-- Work instructions --
Leave out the pictures and copy each record below exactly.

Recorded data
:::

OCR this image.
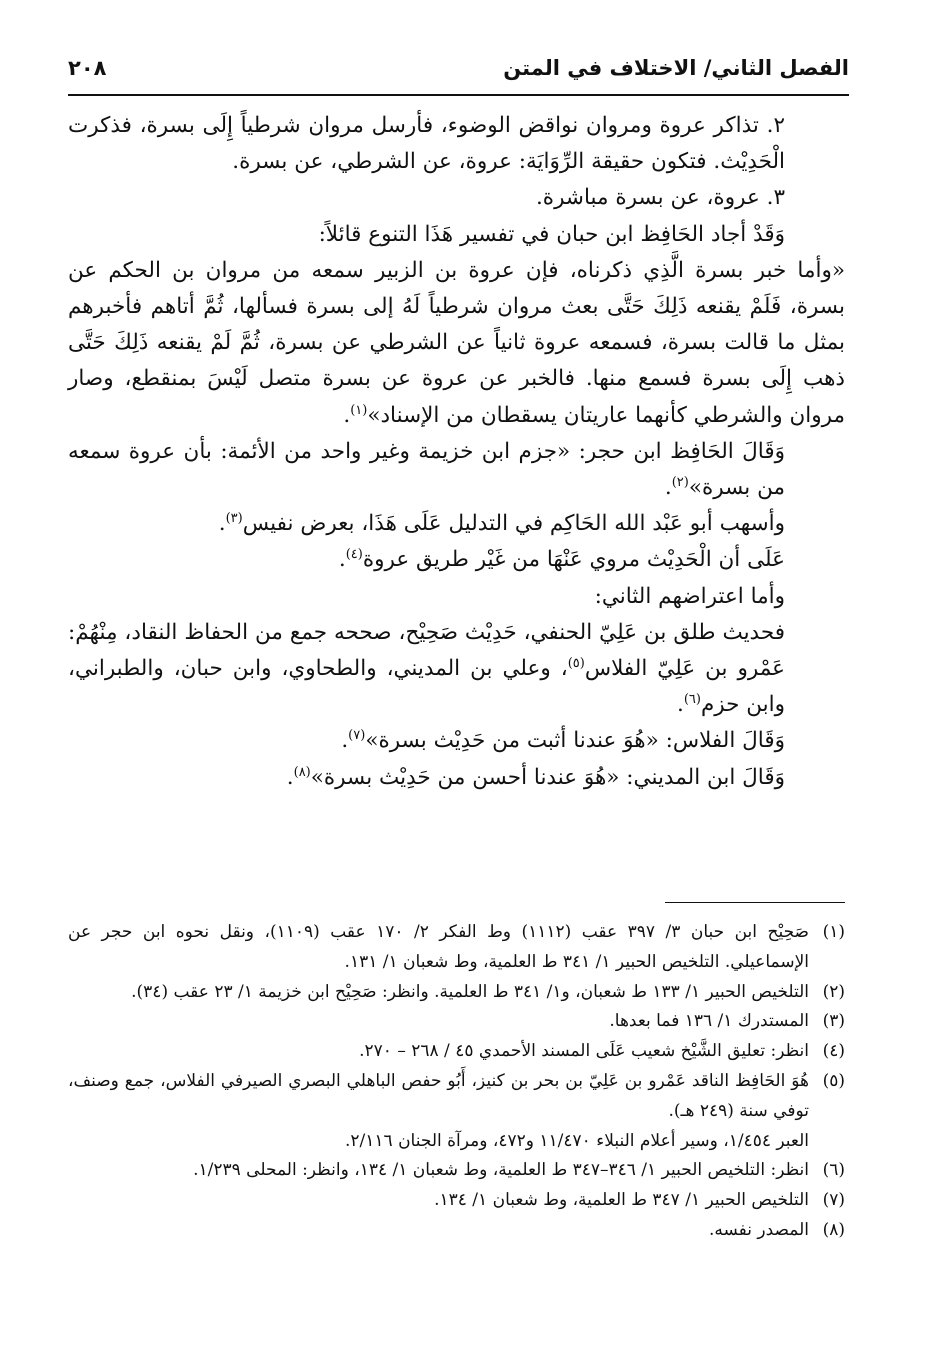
الفصل الثاني/ الاختلاف في المتن
٢٠٨

٢. تذاكر عروة ومروان نواقض الوضوء، فأرسل مروان شرطياً إِلَى بسرة، فذكرت الْحَدِيْث. فتكون حقيقة الرِّوَايَة: عروة، عن الشرطي، عن بسرة.

٣. عروة، عن بسرة مباشرة.

وَقَدْ أجاد الحَافِظ ابن حبان في تفسير هَذَا التنوع قائلاً:

«وأما خبر بسرة الَّذِي ذكرناه، فإن عروة بن الزبير سمعه من مروان بن الحكم عن بسرة، فَلَمْ يقنعه ذَلِكَ حَتَّى بعث مروان شرطياً لَهُ إلى بسرة فسألها، ثُمَّ أتاهم فأخبرهم بمثل ما قالت بسرة، فسمعه عروة ثانياً عن الشرطي عن بسرة، ثُمَّ لَمْ يقنعه ذَلِكَ حَتَّى ذهب إِلَى بسرة فسمع منها. فالخبر عن عروة عن بسرة متصل لَيْسَ بمنقطع، وصار مروان والشرطي كأنهما عاريتان يسقطان من الإسناد»$^{(١)}$.

وَقَالَ الحَافِظ ابن حجر: «جزم ابن خزيمة وغير واحد من الأئمة: بأن عروة سمعه من بسرة»$^{(٢)}$.

وأسهب أبو عَبْد الله الحَاكِم في التدليل عَلَى هَذَا، بعرض نفيس$^{(٣)}$.

عَلَى أن الْحَدِيْث مروي عَنْهَا من غَيْر طريق عروة$^{(٤)}$.

وأما اعتراضهم الثاني:

فحديث طلق بن عَلِيّ الحنفي، حَدِيْث صَحِيْح، صححه جمع من الحفاظ النقاد، مِنْهُمْ: عَمْرو بن عَلِيّ الفلاس$^{(٥)}$، وعلي بن المديني، والطحاوي، وابن حبان، والطبراني، وابن حزم$^{(٦)}$.

وَقَالَ الفلاس: «هُوَ عندنا أثبت من حَدِيْث بسرة»$^{(٧)}$.

وَقَالَ ابن المديني: «هُوَ عندنا أحسن من حَدِيْث بسرة»$^{(٨)}$.

(١)
صَحِيْح ابن حبان ٣/ ٣٩٧ عقب (١١١٢) وط الفكر ٢/ ١٧٠ عقب (١١٠٩)، ونقل نحوه ابن حجر عن الإسماعيلي. التلخيص الحبير ١/ ٣٤١ ط العلمية، وط شعبان ١/ ١٣١.

(٢)
التلخيص الحبير ١/ ١٣٣ ط شعبان، و١/ ٣٤١ ط العلمية. وانظر: صَحِيْح ابن خزيمة ١/ ٢٣ عقب (٣٤).

(٣)
المستدرك ١/ ١٣٦ فما بعدها.

(٤)
انظر: تعليق الشَّيْخ شعيب عَلَى المسند الأحمدي ٤٥ / ٢٦٨ – ٢٧٠.

(٥)
هُوَ الحَافِظ الناقد عَمْرو بن عَلِيّ بن بحر بن كنيز، أَبُو حفص الباهلي البصري الصيرفي الفلاس، جمع وصنف، توفي سنة (٢٤٩ هـ).

العبر ١/٤٥٤، وسير أعلام النبلاء ١١/٤٧٠ و٤٧٢، ومرآة الجنان ٢/١١٦.

(٦)
انظر: التلخيص الحبير ١/ ٣٤٦–٣٤٧ ط العلمية، وط شعبان ١/ ١٣٤، وانظر: المحلى ١/٢٣٩.

(٧)
التلخيص الحبير ١/ ٣٤٧ ط العلمية، وط شعبان ١/ ١٣٤.

(٨)
المصدر نفسه.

:::

-- Full response --
OCR this image.
الفصل الثاني/ الاختلاف في المتن
٢٠٨

٢. تذاكر عروة ومروان نواقض الوضوء، فأرسل مروان شرطياً إِلَى بسرة، فذكرت الْحَدِيْث. فتكون حقيقة الرِّوَايَة: عروة، عن الشرطي، عن بسرة.

٣. عروة، عن بسرة مباشرة.

وَقَدْ أجاد الحَافِظ ابن حبان في تفسير هَذَا التنوع قائلاً:

«وأما خبر بسرة الَّذِي ذكرناه، فإن عروة بن الزبير سمعه من مروان بن الحكم عن بسرة، فَلَمْ يقنعه ذَلِكَ حَتَّى بعث مروان شرطياً لَهُ إلى بسرة فسألها، ثُمَّ أتاهم فأخبرهم بمثل ما قالت بسرة، فسمعه عروة ثانياً عن الشرطي عن بسرة، ثُمَّ لَمْ يقنعه ذَلِكَ حَتَّى ذهب إِلَى بسرة فسمع منها. فالخبر عن عروة عن بسرة متصل لَيْسَ بمنقطع، وصار مروان والشرطي كأنهما عاريتان يسقطان من الإسناد»$^{(١)}$.

وَقَالَ الحَافِظ ابن حجر: «جزم ابن خزيمة وغير واحد من الأئمة: بأن عروة سمعه من بسرة»$^{(٢)}$.

وأسهب أبو عَبْد الله الحَاكِم في التدليل عَلَى هَذَا، بعرض نفيس$^{(٣)}$.

عَلَى أن الْحَدِيْث مروي عَنْهَا من غَيْر طريق عروة$^{(٤)}$.

وأما اعتراضهم الثاني:

فحديث طلق بن عَلِيّ الحنفي، حَدِيْث صَحِيْح، صححه جمع من الحفاظ النقاد، مِنْهُمْ: عَمْرو بن عَلِيّ الفلاس$^{(٥)}$، وعلي بن المديني، والطحاوي، وابن حبان، والطبراني، وابن حزم$^{(٦)}$.

وَقَالَ الفلاس: «هُوَ عندنا أثبت من حَدِيْث بسرة»$^{(٧)}$.

وَقَالَ ابن المديني: «هُوَ عندنا أحسن من حَدِيْث بسرة»$^{(٨)}$.

(١)
صَحِيْح ابن حبان ٣/ ٣٩٧ عقب (١١١٢) وط الفكر ٢/ ١٧٠ عقب (١١٠٩)، ونقل نحوه ابن حجر عن الإسماعيلي. التلخيص الحبير ١/ ٣٤١ ط العلمية، وط شعبان ١/ ١٣١.

(٢)
التلخيص الحبير ١/ ١٣٣ ط شعبان، و١/ ٣٤١ ط العلمية. وانظر: صَحِيْح ابن خزيمة ١/ ٢٣ عقب (٣٤).

(٣)
المستدرك ١/ ١٣٦ فما بعدها.

(٤)
انظر: تعليق الشَّيْخ شعيب عَلَى المسند الأحمدي ٤٥ / ٢٦٨ – ٢٧٠.

(٥)
هُوَ الحَافِظ الناقد عَمْرو بن عَلِيّ بن بحر بن كنيز، أَبُو حفص الباهلي البصري الصيرفي الفلاس، جمع وصنف، توفي سنة (٢٤٩ هـ).

العبر ١/٤٥٤، وسير أعلام النبلاء ١١/٤٧٠ و٤٧٢، ومرآة الجنان ٢/١١٦.

(٦)
انظر: التلخيص الحبير ١/ ٣٤٦–٣٤٧ ط العلمية، وط شعبان ١/ ١٣٤، وانظر: المحلى ١/٢٣٩.

(٧)
التلخيص الحبير ١/ ٣٤٧ ط العلمية، وط شعبان ١/ ١٣٤.

(٨)
المصدر نفسه.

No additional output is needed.